» **Listing**
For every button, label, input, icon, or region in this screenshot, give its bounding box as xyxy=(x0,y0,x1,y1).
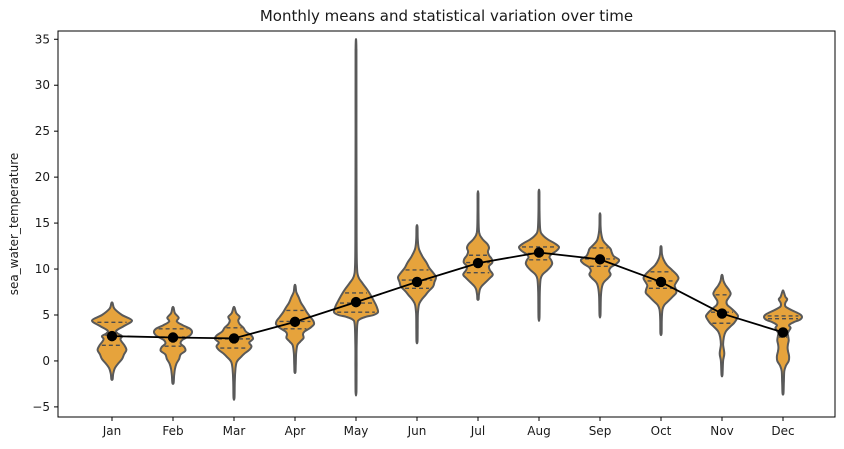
x-tick-label-Apr: Apr xyxy=(285,424,306,438)
mean-line xyxy=(111,251,784,340)
mean-dot-Sep xyxy=(594,254,606,265)
violin-body-Jul xyxy=(462,190,494,301)
violin-body-May xyxy=(332,38,380,397)
mean-dot-Nov xyxy=(716,308,728,319)
x-tick-label-Sep: Sep xyxy=(589,424,612,438)
violin-body-Oct xyxy=(642,245,680,337)
x-tick-label-Oct: Oct xyxy=(651,424,672,438)
y-tick-label: 0 xyxy=(42,354,50,368)
violin-body-Apr xyxy=(274,283,316,374)
y-tick-label: 35 xyxy=(35,32,50,46)
mean-dot-May xyxy=(350,296,362,308)
mean-dot-Feb xyxy=(167,332,179,343)
mean-dot-Jun xyxy=(411,276,423,288)
mean-dot-Jan xyxy=(106,330,118,342)
y-tick-label: 25 xyxy=(35,124,50,138)
x-tick-label-Nov: Nov xyxy=(710,424,733,438)
x-tick-label-Aug: Aug xyxy=(527,424,550,438)
violin-body-Sep xyxy=(579,212,621,319)
chart-title: Monthly means and statistical variation … xyxy=(259,7,634,25)
violin-body-Mar xyxy=(213,305,255,401)
violin-body-Nov xyxy=(704,273,740,378)
x-tick-label-Jan: Jan xyxy=(102,424,122,438)
x-tick-label-Dec: Dec xyxy=(771,424,794,438)
mean-dot-Aug xyxy=(533,247,545,258)
mean-dot-Mar xyxy=(228,333,240,344)
mean-dot-Jul xyxy=(472,257,484,269)
violin-body-Dec xyxy=(762,289,804,396)
mean-dot-Dec xyxy=(777,327,789,338)
y-tick-label: 20 xyxy=(35,170,50,184)
y-tick-label: −5 xyxy=(32,400,50,414)
y-tick-label: 15 xyxy=(35,216,50,230)
x-tick-label-Mar: Mar xyxy=(223,424,246,438)
y-tick-label: 10 xyxy=(35,262,50,276)
mean-dot-Oct xyxy=(655,276,667,288)
y-tick-label: 5 xyxy=(42,308,50,322)
x-tick-label-Feb: Feb xyxy=(162,424,183,438)
violin-body-Feb xyxy=(152,305,194,385)
axes-frame xyxy=(57,30,836,418)
x-tick-label-May: May xyxy=(344,424,369,438)
x-tick-label-Jun: Jun xyxy=(407,424,427,438)
y-tick-label: 30 xyxy=(35,78,50,92)
x-tick-label-Jul: Jul xyxy=(470,424,485,438)
mean-dot-Apr xyxy=(289,316,301,328)
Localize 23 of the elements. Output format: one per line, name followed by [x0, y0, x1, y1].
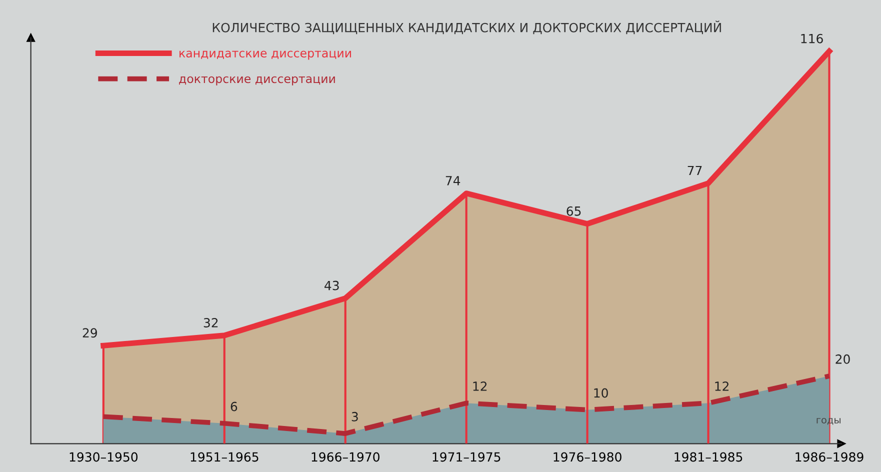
- data-label: 20: [836, 354, 850, 364]
- data-label: 10: [594, 388, 608, 398]
- x-tick-label: 1930–1950: [70, 452, 138, 462]
- data-label: 43: [324, 280, 339, 290]
- x-tick-label: 1986–1989: [796, 452, 864, 462]
- x-tick-label: 1971–1975: [432, 452, 500, 462]
- data-label: 32: [204, 318, 218, 328]
- data-label: 3: [352, 412, 358, 422]
- data-label: 29: [82, 328, 97, 338]
- data-label: 6: [230, 402, 238, 412]
- chart-title: КОЛИЧЕСТВО ЗАЩИЩЕННЫХ КАНДИДАТСКИХ И ДОКТОРСКИХ ДИССЕРТАЦИЙ: [212, 20, 721, 34]
- text: кандидатские диссертации: [180, 50, 351, 60]
- data-label: 74: [446, 176, 460, 186]
- data-label: 65: [566, 206, 581, 216]
- x-tick-label: 1981–1985: [674, 452, 742, 462]
- x-tick-label: 1951–1965: [190, 452, 258, 462]
- x-tick-label: 1966–1970: [312, 452, 380, 462]
- data-label: 77: [688, 166, 702, 176]
- data-label: 12: [715, 381, 728, 391]
- data-label: 12: [473, 381, 487, 391]
- data-label: 116: [801, 34, 823, 44]
- text: докторские диссертации: [179, 76, 335, 86]
- x-tick-label: 1976–1980: [554, 452, 622, 462]
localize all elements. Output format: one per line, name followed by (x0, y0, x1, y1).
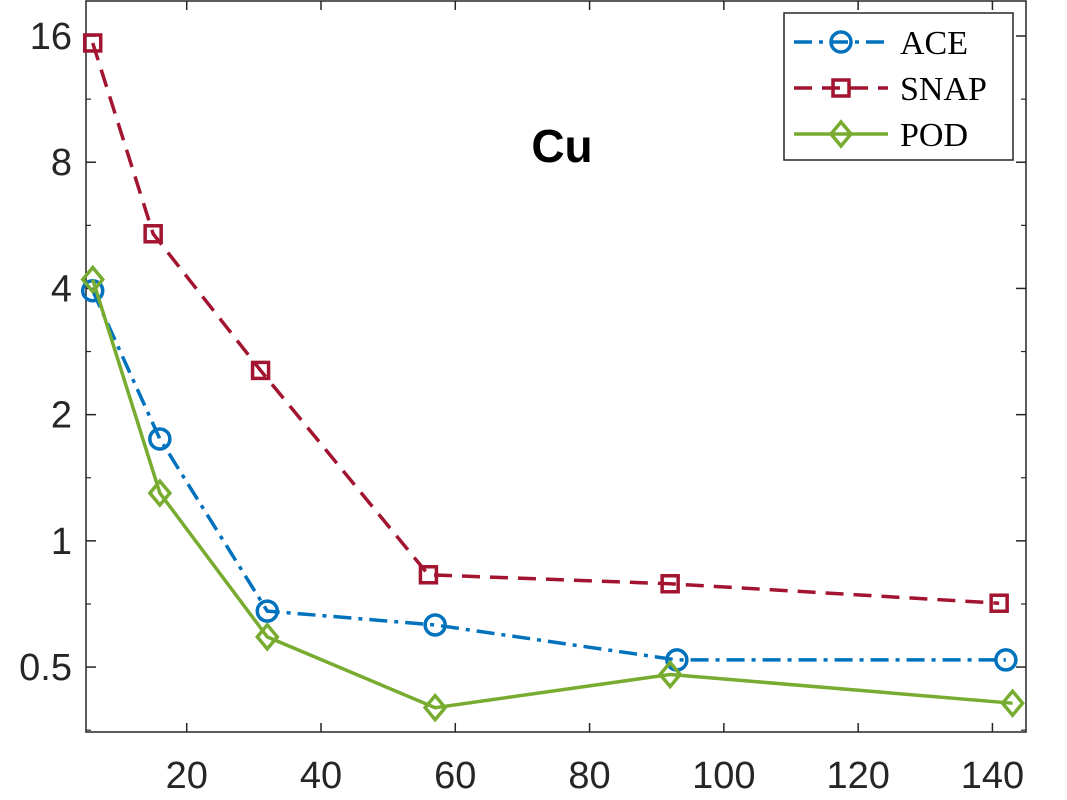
legend: ACE SNAP POD (783, 12, 1014, 161)
legend-label-pod: POD (900, 117, 968, 154)
series-pod-point (1000, 688, 1025, 718)
series-pod-line (91, 279, 1013, 710)
legend-marker-ace (829, 30, 853, 54)
series-ace-line (91, 290, 1006, 662)
series-pod-point (255, 622, 280, 652)
series-ace (80, 278, 1018, 672)
y-tick-label: 8 (51, 142, 72, 184)
series-ace-point (148, 427, 172, 451)
y-tick-label: 2 (51, 395, 72, 437)
axes (85, 0, 1027, 733)
series-snap-point (82, 33, 103, 53)
x-tick-label: 120 (826, 755, 889, 797)
series (80, 33, 1025, 723)
series-ace-point (423, 613, 447, 637)
chart-title: Cu (531, 120, 592, 172)
series-pod (80, 264, 1025, 723)
x-tick-label: 40 (300, 755, 342, 797)
series-ace-point (994, 648, 1018, 672)
series-pod-point (80, 264, 105, 295)
series-snap-line (91, 42, 1000, 605)
y-tick-label: 4 (51, 268, 72, 310)
x-tick-label: 20 (166, 755, 208, 797)
series-pod-point (657, 659, 683, 690)
plot-frame (85, 0, 1027, 733)
x-tick-label: 140 (961, 755, 1024, 797)
x-tick-label: 60 (434, 755, 476, 797)
series-snap-point (250, 360, 271, 381)
legend-marker-snap (831, 78, 851, 98)
legend-label-snap: SNAP (900, 71, 987, 108)
series-snap-point (989, 593, 1009, 613)
ticks: 20 40 60 80 100 120 140 0.5 1 2 4 8 16 (19, 1, 1026, 797)
y-tick-label: 0.5 (19, 647, 72, 689)
series-snap-point (660, 574, 680, 594)
x-tick-label: 100 (692, 755, 755, 797)
series-snap-point (418, 565, 439, 585)
y-tick-label: 1 (51, 521, 72, 563)
series-pod-point (422, 692, 448, 723)
legend-marker-pod (828, 119, 854, 149)
series-ace-point (255, 599, 280, 623)
series-snap-point (143, 224, 163, 244)
legend-label-ace: ACE (900, 25, 968, 62)
y-tick-label: 16 (30, 16, 72, 58)
series-pod-point (147, 478, 173, 508)
x-tick-label: 80 (568, 755, 610, 797)
series-snap (82, 33, 1009, 613)
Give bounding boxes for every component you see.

» **Requirement**
Retype all of the data above line for line, with no changes. Leave out the pictures.

» **Final result**
For every button, label, input, icon, or region in this screenshot, give its bounding box as xyxy=(x0,y0,x1,y1).
x-tick-label-Apr: Apr xyxy=(285,424,306,438)
mean-line xyxy=(111,251,784,340)
mean-dot-Sep xyxy=(594,254,606,265)
violin-body-Jul xyxy=(462,190,494,301)
violin-body-May xyxy=(332,38,380,397)
mean-dot-Nov xyxy=(716,308,728,319)
x-tick-label-Sep: Sep xyxy=(589,424,612,438)
violin-body-Oct xyxy=(642,245,680,337)
x-tick-label-Oct: Oct xyxy=(651,424,672,438)
y-tick-label: 0 xyxy=(42,354,50,368)
violin-body-Apr xyxy=(274,283,316,374)
y-tick-label: 35 xyxy=(35,32,50,46)
mean-dot-May xyxy=(350,296,362,308)
mean-dot-Feb xyxy=(167,332,179,343)
mean-dot-Jun xyxy=(411,276,423,288)
mean-dot-Jan xyxy=(106,330,118,342)
y-tick-label: 25 xyxy=(35,124,50,138)
x-tick-label-Nov: Nov xyxy=(710,424,733,438)
x-tick-label-Aug: Aug xyxy=(527,424,550,438)
violin-body-Sep xyxy=(579,212,621,319)
chart-title: Monthly means and statistical variation … xyxy=(259,7,634,25)
violin-body-Mar xyxy=(213,305,255,401)
violin-body-Nov xyxy=(704,273,740,378)
x-tick-label-Jan: Jan xyxy=(102,424,122,438)
x-tick-label-Dec: Dec xyxy=(771,424,794,438)
mean-dot-Aug xyxy=(533,247,545,258)
mean-dot-Mar xyxy=(228,333,240,344)
mean-dot-Jul xyxy=(472,257,484,269)
violin-body-Dec xyxy=(762,289,804,396)
mean-dot-Dec xyxy=(777,327,789,338)
y-tick-label: 20 xyxy=(35,170,50,184)
y-tick-label: −5 xyxy=(32,400,50,414)
y-tick-label: 15 xyxy=(35,216,50,230)
x-tick-label-Mar: Mar xyxy=(223,424,246,438)
y-tick-label: 10 xyxy=(35,262,50,276)
mean-dot-Oct xyxy=(655,276,667,288)
y-tick-label: 5 xyxy=(42,308,50,322)
x-tick-label-Feb: Feb xyxy=(162,424,183,438)
violin-body-Feb xyxy=(152,305,194,385)
axes-frame xyxy=(57,30,836,418)
x-tick-label-May: May xyxy=(344,424,369,438)
x-tick-label-Jun: Jun xyxy=(407,424,427,438)
y-tick-label: 30 xyxy=(35,78,50,92)
x-tick-label-Jul: Jul xyxy=(470,424,485,438)
mean-dot-Apr xyxy=(289,316,301,328)
Localize 23 of the elements. Output format: one per line, name followed by [x0, y0, x1, y1].
- data-label: 20: [836, 354, 850, 364]
- data-label: 10: [594, 388, 608, 398]
- x-tick-label: 1930–1950: [70, 452, 138, 462]
- data-label: 43: [324, 280, 339, 290]
- x-tick-label: 1986–1989: [796, 452, 864, 462]
- x-tick-label: 1971–1975: [432, 452, 500, 462]
- data-label: 32: [204, 318, 218, 328]
- data-label: 3: [352, 412, 358, 422]
- data-label: 29: [82, 328, 97, 338]
- data-label: 6: [230, 402, 238, 412]
- chart-title: КОЛИЧЕСТВО ЗАЩИЩЕННЫХ КАНДИДАТСКИХ И ДОКТОРСКИХ ДИССЕРТАЦИЙ: [212, 20, 721, 34]
- text: кандидатские диссертации: [180, 50, 351, 60]
- data-label: 74: [446, 176, 460, 186]
- data-label: 65: [566, 206, 581, 216]
- x-tick-label: 1981–1985: [674, 452, 742, 462]
- x-tick-label: 1951–1965: [190, 452, 258, 462]
- x-tick-label: 1966–1970: [312, 452, 380, 462]
- data-label: 77: [688, 166, 702, 176]
- data-label: 12: [715, 381, 728, 391]
- data-label: 12: [473, 381, 487, 391]
- data-label: 116: [801, 34, 823, 44]
- text: докторские диссертации: [179, 76, 335, 86]
- x-tick-label: 1976–1980: [554, 452, 622, 462]
localize all elements. Output format: one per line, name followed by (x0, y0, x1, y1).
legend: ACE SNAP POD (783, 12, 1014, 161)
legend-label-pod: POD (900, 117, 968, 154)
series-pod-point (1000, 688, 1025, 718)
series-pod-line (91, 279, 1013, 710)
legend-marker-ace (829, 30, 853, 54)
series-ace-line (91, 290, 1006, 662)
series-pod-point (255, 622, 280, 652)
series-ace (80, 278, 1018, 672)
y-tick-label: 8 (51, 142, 72, 184)
series-ace-point (148, 427, 172, 451)
y-tick-label: 2 (51, 395, 72, 437)
axes (85, 0, 1027, 733)
series-snap-point (82, 33, 103, 53)
x-tick-label: 120 (826, 755, 889, 797)
series (80, 33, 1025, 723)
series-ace-point (423, 613, 447, 637)
chart-title: Cu (531, 120, 592, 172)
series-pod (80, 264, 1025, 723)
x-tick-label: 40 (300, 755, 342, 797)
series-ace-point (994, 648, 1018, 672)
series-pod-point (80, 264, 105, 295)
series-snap-line (91, 42, 1000, 605)
y-tick-label: 4 (51, 268, 72, 310)
x-tick-label: 20 (166, 755, 208, 797)
series-pod-point (657, 659, 683, 690)
plot-frame (85, 0, 1027, 733)
x-tick-label: 140 (961, 755, 1024, 797)
x-tick-label: 60 (434, 755, 476, 797)
series-snap-point (250, 360, 271, 381)
legend-marker-snap (831, 78, 851, 98)
legend-label-snap: SNAP (900, 71, 987, 108)
series-snap-point (989, 593, 1009, 613)
ticks: 20 40 60 80 100 120 140 0.5 1 2 4 8 16 (19, 1, 1026, 797)
y-tick-label: 0.5 (19, 647, 72, 689)
series-snap-point (660, 574, 680, 594)
x-tick-label: 100 (692, 755, 755, 797)
series-snap-point (418, 565, 439, 585)
y-tick-label: 1 (51, 521, 72, 563)
series-pod-point (422, 692, 448, 723)
legend-marker-pod (828, 119, 854, 149)
series-ace-point (255, 599, 280, 623)
series-snap-point (143, 224, 163, 244)
legend-label-ace: ACE (900, 25, 968, 62)
y-tick-label: 16 (30, 16, 72, 58)
series-pod-point (147, 478, 173, 508)
x-tick-label: 80 (568, 755, 610, 797)
series-snap (82, 33, 1009, 613)
Give bounding boxes for every component you see.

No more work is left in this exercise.